**GIVEN INSTRUCTION:** Collect all lines from the listing that include the string "Look".

(Figure record extracts)
____________
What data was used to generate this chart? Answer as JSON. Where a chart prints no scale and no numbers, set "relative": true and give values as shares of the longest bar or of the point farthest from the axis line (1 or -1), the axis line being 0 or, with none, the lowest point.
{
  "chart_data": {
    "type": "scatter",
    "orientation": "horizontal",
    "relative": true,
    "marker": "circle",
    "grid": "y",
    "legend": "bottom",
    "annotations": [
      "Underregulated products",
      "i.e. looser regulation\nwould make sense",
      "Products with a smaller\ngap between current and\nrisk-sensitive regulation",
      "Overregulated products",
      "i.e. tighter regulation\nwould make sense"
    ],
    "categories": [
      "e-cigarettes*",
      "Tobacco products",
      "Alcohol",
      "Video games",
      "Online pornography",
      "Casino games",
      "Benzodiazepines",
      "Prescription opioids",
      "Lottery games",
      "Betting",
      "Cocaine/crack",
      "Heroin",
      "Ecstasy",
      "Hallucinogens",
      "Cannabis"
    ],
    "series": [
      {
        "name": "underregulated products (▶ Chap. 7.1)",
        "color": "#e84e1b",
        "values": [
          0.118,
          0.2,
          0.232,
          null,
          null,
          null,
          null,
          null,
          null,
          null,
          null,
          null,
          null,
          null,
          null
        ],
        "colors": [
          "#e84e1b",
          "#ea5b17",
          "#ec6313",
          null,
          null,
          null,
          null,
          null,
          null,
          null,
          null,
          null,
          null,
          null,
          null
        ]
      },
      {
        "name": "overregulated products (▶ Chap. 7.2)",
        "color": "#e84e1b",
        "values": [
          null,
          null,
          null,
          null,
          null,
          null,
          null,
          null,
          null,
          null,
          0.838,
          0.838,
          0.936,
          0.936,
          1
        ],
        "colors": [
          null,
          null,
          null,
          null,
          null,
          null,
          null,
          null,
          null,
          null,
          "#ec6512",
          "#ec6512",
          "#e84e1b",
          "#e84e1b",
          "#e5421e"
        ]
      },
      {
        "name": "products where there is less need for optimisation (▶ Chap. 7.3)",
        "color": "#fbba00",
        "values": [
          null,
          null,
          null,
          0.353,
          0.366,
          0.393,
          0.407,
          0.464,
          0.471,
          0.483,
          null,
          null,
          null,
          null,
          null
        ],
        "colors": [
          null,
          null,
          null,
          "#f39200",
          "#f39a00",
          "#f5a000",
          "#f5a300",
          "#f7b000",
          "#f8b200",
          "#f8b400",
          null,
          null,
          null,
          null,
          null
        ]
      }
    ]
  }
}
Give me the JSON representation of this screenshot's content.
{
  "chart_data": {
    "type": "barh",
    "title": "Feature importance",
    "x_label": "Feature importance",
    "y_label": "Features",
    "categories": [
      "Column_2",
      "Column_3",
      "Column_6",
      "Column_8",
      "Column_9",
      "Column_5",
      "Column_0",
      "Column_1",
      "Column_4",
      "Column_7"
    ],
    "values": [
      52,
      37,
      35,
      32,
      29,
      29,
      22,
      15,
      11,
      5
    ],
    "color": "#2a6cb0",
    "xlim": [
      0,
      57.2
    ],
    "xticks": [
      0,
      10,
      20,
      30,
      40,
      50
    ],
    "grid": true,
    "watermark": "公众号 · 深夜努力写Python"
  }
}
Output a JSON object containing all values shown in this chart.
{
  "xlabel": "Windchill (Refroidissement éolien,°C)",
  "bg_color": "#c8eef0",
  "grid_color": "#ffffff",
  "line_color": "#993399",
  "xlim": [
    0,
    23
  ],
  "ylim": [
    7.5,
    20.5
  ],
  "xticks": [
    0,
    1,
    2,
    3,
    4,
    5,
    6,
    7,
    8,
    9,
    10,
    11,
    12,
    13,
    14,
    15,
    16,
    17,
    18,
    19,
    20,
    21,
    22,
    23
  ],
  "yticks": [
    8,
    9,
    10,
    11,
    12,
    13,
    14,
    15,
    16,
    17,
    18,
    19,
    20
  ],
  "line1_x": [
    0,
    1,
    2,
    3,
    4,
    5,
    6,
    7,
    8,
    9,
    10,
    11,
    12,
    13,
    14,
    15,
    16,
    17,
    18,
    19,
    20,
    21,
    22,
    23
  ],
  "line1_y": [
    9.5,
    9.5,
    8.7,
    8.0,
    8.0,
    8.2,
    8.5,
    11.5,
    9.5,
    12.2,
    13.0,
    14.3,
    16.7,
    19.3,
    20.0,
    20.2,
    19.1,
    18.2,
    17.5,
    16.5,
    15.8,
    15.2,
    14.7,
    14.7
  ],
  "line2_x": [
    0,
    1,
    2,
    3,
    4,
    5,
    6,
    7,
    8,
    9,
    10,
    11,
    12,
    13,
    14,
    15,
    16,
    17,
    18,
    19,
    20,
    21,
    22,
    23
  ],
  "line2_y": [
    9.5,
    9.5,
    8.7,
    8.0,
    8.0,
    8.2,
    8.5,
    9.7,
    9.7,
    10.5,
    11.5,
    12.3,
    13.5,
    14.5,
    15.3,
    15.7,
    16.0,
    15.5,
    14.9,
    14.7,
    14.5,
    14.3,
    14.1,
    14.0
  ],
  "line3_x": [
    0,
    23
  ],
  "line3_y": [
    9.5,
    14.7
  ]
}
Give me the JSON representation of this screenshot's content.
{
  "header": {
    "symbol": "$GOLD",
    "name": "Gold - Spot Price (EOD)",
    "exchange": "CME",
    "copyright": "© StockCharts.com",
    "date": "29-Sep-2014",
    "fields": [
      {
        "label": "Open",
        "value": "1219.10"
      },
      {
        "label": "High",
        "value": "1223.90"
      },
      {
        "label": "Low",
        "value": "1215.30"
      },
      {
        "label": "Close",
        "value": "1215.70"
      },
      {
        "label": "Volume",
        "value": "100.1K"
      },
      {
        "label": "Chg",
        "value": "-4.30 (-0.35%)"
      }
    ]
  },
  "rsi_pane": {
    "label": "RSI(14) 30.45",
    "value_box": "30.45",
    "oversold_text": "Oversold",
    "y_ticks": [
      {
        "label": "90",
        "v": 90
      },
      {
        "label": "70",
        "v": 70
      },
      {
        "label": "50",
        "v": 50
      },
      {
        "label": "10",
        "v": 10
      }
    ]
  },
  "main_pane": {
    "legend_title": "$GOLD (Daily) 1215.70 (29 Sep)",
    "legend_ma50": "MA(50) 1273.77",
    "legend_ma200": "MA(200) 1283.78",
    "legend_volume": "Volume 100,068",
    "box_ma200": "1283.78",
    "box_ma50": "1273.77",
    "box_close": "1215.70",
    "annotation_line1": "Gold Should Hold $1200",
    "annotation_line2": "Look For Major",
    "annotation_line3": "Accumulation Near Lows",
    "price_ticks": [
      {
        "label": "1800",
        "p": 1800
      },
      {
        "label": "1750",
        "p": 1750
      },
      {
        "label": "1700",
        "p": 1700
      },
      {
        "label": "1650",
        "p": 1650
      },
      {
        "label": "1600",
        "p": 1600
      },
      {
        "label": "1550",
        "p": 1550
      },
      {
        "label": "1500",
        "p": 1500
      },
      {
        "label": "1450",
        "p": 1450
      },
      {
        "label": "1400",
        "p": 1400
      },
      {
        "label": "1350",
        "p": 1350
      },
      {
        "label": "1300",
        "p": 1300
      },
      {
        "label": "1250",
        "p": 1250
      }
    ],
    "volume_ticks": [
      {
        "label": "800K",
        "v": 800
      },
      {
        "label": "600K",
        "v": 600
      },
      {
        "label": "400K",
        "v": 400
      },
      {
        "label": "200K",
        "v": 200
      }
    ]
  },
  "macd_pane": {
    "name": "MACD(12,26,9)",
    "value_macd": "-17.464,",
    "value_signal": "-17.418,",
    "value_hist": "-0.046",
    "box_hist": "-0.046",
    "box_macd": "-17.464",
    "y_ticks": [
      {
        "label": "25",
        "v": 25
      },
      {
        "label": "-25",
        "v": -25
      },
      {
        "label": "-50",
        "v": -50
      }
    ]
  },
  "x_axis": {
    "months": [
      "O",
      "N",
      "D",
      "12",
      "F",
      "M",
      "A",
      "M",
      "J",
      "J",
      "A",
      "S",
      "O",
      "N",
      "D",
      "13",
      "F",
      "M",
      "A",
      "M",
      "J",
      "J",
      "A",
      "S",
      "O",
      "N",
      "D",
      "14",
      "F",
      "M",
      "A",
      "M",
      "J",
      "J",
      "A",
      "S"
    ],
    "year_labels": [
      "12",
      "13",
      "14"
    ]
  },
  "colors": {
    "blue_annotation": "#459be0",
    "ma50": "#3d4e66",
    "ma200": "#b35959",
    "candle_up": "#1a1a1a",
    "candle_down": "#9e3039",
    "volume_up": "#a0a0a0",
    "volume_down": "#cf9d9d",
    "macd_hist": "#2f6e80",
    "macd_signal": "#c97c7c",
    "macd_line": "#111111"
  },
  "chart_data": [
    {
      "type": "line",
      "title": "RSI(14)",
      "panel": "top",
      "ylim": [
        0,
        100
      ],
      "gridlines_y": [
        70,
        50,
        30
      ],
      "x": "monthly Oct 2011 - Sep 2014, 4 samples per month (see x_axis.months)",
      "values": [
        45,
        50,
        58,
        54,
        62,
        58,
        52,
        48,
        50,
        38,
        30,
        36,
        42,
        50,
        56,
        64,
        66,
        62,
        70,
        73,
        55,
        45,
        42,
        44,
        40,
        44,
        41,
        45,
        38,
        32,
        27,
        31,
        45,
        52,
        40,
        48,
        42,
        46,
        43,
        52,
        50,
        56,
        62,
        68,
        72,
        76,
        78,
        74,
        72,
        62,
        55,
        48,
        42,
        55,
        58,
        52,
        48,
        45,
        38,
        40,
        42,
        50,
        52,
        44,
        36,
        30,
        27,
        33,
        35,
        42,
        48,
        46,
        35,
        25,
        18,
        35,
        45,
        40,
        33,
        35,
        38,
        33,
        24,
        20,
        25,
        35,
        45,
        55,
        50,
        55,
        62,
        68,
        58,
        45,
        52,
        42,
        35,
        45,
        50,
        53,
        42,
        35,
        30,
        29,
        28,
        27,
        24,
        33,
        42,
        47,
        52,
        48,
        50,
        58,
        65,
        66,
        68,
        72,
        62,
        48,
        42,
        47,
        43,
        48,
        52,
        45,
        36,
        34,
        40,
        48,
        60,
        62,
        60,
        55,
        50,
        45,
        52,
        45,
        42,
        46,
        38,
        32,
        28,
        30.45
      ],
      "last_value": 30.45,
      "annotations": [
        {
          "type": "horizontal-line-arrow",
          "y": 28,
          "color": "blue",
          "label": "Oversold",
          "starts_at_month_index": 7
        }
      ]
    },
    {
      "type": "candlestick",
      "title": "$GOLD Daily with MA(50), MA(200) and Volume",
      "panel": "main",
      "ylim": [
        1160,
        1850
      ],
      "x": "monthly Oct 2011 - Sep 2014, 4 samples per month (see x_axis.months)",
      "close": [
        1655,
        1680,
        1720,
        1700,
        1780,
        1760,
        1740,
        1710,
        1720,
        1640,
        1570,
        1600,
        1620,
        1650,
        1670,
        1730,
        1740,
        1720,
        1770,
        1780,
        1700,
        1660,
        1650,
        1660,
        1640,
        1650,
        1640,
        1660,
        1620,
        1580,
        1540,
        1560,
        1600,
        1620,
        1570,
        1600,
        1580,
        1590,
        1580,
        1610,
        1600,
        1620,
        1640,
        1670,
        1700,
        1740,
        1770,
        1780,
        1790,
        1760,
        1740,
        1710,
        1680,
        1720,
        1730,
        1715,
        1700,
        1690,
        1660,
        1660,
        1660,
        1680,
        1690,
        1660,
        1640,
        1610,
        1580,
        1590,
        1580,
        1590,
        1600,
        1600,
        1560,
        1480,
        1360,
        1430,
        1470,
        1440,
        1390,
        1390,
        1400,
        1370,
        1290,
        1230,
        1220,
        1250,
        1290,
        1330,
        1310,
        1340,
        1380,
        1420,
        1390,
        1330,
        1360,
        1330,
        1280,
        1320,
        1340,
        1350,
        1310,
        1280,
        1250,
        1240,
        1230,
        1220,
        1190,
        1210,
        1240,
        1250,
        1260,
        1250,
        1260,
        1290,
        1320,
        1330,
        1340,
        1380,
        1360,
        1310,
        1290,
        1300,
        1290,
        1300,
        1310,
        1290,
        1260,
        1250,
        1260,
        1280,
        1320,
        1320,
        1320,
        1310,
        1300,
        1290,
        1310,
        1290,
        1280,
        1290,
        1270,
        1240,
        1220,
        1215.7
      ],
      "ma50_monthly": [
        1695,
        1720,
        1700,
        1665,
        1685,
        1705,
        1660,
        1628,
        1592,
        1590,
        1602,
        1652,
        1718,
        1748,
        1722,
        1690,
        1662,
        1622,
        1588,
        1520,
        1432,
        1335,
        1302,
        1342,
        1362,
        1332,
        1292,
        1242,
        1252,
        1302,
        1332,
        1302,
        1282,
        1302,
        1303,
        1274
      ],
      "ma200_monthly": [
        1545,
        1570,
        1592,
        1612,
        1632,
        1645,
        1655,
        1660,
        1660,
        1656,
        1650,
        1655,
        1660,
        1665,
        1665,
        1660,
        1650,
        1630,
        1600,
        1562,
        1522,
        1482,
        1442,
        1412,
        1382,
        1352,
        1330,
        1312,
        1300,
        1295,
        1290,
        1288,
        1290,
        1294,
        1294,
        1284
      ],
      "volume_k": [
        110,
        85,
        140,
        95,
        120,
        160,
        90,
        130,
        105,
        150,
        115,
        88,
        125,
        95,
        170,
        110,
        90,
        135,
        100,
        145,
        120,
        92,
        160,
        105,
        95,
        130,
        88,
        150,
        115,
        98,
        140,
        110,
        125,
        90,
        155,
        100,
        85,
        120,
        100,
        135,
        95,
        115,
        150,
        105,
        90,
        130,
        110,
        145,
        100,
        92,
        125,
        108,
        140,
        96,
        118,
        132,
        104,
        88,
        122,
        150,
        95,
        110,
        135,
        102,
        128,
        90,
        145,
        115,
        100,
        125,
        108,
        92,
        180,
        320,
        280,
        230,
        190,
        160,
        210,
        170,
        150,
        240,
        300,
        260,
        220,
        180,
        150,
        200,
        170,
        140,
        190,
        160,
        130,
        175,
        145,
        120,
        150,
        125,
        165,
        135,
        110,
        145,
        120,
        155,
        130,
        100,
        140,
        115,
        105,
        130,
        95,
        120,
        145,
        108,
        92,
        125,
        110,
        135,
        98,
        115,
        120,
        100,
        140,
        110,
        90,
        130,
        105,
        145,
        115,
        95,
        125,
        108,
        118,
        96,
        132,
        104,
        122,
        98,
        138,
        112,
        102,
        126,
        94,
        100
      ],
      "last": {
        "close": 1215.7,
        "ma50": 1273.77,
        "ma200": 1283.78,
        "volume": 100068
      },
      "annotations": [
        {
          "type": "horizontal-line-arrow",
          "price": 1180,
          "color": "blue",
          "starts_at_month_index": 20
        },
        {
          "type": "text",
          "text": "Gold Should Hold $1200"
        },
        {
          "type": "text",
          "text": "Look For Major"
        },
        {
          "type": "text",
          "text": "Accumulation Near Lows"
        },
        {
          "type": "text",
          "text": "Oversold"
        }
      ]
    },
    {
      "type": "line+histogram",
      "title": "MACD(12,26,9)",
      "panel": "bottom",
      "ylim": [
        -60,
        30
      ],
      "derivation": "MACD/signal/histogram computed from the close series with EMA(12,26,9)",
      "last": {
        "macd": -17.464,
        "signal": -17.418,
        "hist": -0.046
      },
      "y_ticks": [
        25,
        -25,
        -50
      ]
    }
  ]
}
____________
**WORKED SOLUTION:**
    "annotation_line2": "Look For Major",
          "text": "Look For Major"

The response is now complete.